------ Records to process ------

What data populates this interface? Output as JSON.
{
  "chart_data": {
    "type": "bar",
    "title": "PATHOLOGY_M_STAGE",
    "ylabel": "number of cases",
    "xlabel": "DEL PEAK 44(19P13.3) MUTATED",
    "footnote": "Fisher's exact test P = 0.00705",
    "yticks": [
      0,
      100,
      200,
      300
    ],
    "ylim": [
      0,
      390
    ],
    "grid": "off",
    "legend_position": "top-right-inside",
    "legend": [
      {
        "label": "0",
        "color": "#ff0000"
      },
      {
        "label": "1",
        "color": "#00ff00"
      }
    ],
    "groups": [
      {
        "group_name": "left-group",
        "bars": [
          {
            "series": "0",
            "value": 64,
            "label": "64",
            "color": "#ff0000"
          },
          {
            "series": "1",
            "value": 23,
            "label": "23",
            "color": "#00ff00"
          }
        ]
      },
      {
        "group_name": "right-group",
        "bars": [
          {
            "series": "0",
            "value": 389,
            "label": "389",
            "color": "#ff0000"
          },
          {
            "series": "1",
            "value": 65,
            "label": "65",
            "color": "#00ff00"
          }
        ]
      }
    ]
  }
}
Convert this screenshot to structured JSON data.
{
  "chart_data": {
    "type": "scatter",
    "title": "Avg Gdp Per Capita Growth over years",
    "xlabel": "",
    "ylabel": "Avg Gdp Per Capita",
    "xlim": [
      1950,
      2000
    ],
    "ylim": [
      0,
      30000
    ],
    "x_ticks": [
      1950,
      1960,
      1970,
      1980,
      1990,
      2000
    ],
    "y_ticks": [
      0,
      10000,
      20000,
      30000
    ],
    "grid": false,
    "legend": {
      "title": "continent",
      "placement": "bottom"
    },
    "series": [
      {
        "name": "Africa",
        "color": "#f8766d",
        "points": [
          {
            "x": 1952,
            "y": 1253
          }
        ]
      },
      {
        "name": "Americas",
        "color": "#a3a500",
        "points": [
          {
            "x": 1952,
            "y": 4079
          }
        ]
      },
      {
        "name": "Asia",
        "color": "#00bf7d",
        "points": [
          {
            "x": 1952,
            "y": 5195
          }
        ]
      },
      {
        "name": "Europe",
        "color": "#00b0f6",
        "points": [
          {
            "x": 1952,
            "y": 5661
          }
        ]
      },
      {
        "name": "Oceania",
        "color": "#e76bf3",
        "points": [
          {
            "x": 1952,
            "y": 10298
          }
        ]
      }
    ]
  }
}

------
------ Records to process ------

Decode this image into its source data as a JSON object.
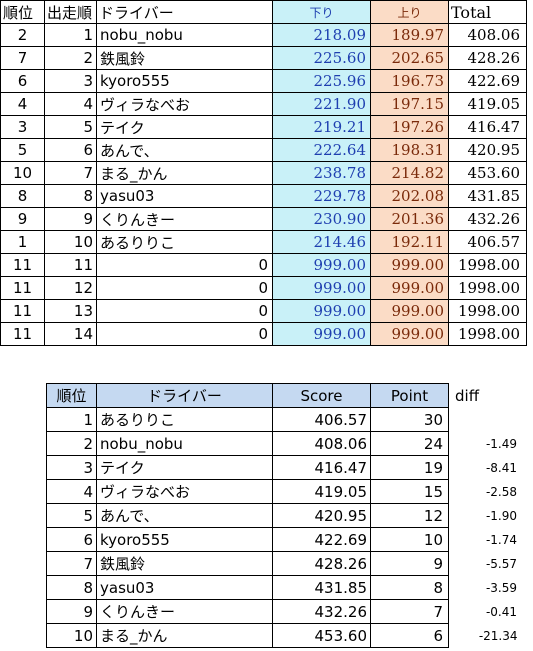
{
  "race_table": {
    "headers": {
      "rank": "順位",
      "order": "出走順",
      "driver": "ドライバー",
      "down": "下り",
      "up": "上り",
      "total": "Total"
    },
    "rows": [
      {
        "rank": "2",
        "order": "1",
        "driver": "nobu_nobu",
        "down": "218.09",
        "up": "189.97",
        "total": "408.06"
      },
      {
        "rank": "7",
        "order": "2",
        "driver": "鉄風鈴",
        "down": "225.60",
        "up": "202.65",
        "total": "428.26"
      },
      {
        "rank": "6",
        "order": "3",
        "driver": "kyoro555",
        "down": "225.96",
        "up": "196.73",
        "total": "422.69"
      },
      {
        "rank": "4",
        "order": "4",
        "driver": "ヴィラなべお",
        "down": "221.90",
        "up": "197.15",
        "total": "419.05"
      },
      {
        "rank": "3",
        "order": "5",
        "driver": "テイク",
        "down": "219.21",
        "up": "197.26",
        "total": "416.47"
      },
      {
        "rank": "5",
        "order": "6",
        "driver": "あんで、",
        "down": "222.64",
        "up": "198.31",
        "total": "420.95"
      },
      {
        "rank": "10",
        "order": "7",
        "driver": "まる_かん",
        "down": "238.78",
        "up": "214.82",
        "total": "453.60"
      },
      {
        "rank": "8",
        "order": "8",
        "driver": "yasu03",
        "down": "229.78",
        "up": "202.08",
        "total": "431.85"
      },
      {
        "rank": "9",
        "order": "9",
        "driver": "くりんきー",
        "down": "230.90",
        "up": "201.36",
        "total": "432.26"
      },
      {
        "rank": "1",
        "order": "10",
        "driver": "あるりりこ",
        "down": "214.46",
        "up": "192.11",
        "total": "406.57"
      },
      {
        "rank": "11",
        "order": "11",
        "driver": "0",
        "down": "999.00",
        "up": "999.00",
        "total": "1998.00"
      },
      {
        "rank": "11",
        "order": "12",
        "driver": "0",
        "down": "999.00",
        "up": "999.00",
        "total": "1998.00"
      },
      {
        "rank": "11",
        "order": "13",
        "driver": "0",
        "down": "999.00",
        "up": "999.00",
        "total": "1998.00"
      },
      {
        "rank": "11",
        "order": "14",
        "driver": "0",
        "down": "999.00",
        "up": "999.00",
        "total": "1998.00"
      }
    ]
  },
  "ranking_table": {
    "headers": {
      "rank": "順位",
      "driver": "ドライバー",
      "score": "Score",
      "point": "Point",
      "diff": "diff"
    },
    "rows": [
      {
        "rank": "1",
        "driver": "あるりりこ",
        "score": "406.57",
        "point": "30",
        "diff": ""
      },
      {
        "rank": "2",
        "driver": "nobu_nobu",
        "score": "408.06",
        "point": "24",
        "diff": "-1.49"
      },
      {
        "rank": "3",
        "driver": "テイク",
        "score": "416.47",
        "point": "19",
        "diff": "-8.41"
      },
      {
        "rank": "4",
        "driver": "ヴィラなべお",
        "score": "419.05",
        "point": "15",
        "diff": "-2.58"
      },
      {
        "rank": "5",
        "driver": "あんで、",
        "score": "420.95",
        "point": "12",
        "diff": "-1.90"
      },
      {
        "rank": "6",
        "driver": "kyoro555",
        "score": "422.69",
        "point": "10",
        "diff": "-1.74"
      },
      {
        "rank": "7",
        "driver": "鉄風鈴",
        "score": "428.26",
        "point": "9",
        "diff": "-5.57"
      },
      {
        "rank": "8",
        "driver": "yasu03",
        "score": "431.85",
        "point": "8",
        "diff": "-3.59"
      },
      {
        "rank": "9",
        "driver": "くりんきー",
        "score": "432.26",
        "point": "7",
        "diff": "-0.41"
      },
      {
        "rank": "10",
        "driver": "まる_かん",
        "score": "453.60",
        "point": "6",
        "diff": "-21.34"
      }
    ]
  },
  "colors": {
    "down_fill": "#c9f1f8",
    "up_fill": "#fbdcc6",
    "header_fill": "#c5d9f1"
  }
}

------

— Given exercise —
Pull out all lines from the entries above in which the word "Capita" appears.

— Response —
    "title": "Avg Gdp Per Capita Growth over years",
    "ylabel": "Avg Gdp Per Capita",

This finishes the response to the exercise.